#### [What to produce]
Quote the records in full and leave their pictures out.

#### [Dataset entries]
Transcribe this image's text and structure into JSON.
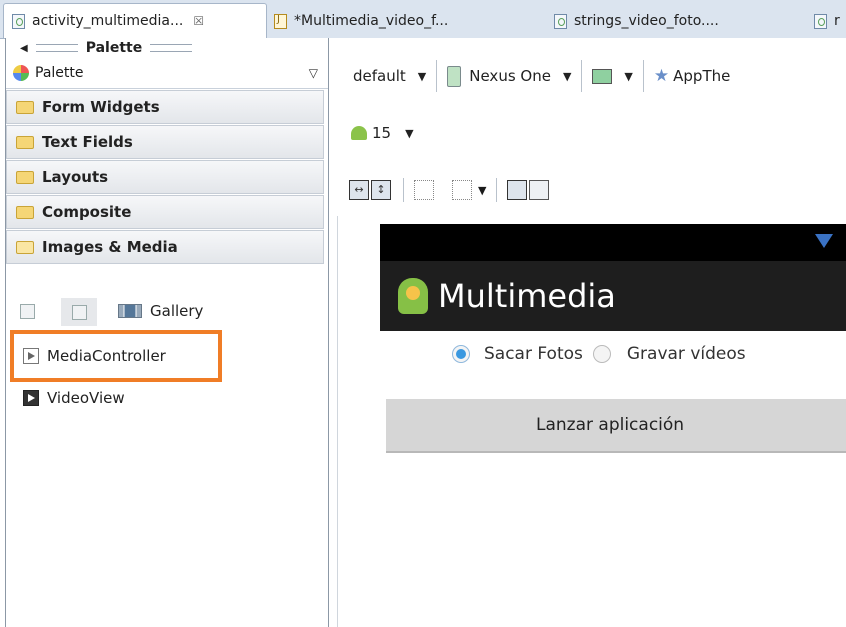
{
  "tabs": [
    {
      "label": "activity_multimedia...",
      "close": "☒"
    },
    {
      "label": "*Multimedia_video_f..."
    },
    {
      "label": "strings_video_foto...."
    },
    {
      "label": "r"
    }
  ],
  "palette": {
    "header": "Palette",
    "selector": "Palette",
    "categories": [
      "Form Widgets",
      "Text Fields",
      "Layouts",
      "Composite",
      "Images & Media"
    ],
    "items": {
      "gallery": "Gallery",
      "media_controller": "MediaController",
      "video_view": "VideoView"
    }
  },
  "toolbar": {
    "config": "default",
    "device": "Nexus One",
    "theme": "AppThe",
    "api_level": "15"
  },
  "preview": {
    "app_title": "Multimedia",
    "radio_options": [
      {
        "label": "Sacar Fotos",
        "selected": true
      },
      {
        "label": "Gravar vídeos",
        "selected": false
      }
    ],
    "button_label": "Lanzar aplicación"
  },
  "colors": {
    "highlight": "#f07d26",
    "radio_selected": "#3a98e0",
    "action_bar": "#1e1e1e"
  }
}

#### [Solution for this problem]
Transcribe this image's text and structure into JSON.
{
  "tabs": [
    {
      "label": "activity_multimedia...",
      "close": "☒"
    },
    {
      "label": "*Multimedia_video_f..."
    },
    {
      "label": "strings_video_foto...."
    },
    {
      "label": "r"
    }
  ],
  "palette": {
    "header": "Palette",
    "selector": "Palette",
    "categories": [
      "Form Widgets",
      "Text Fields",
      "Layouts",
      "Composite",
      "Images & Media"
    ],
    "items": {
      "gallery": "Gallery",
      "media_controller": "MediaController",
      "video_view": "VideoView"
    }
  },
  "toolbar": {
    "config": "default",
    "device": "Nexus One",
    "theme": "AppThe",
    "api_level": "15"
  },
  "preview": {
    "app_title": "Multimedia",
    "radio_options": [
      {
        "label": "Sacar Fotos",
        "selected": true
      },
      {
        "label": "Gravar vídeos",
        "selected": false
      }
    ],
    "button_label": "Lanzar aplicación"
  },
  "colors": {
    "highlight": "#f07d26",
    "radio_selected": "#3a98e0",
    "action_bar": "#1e1e1e"
  }
}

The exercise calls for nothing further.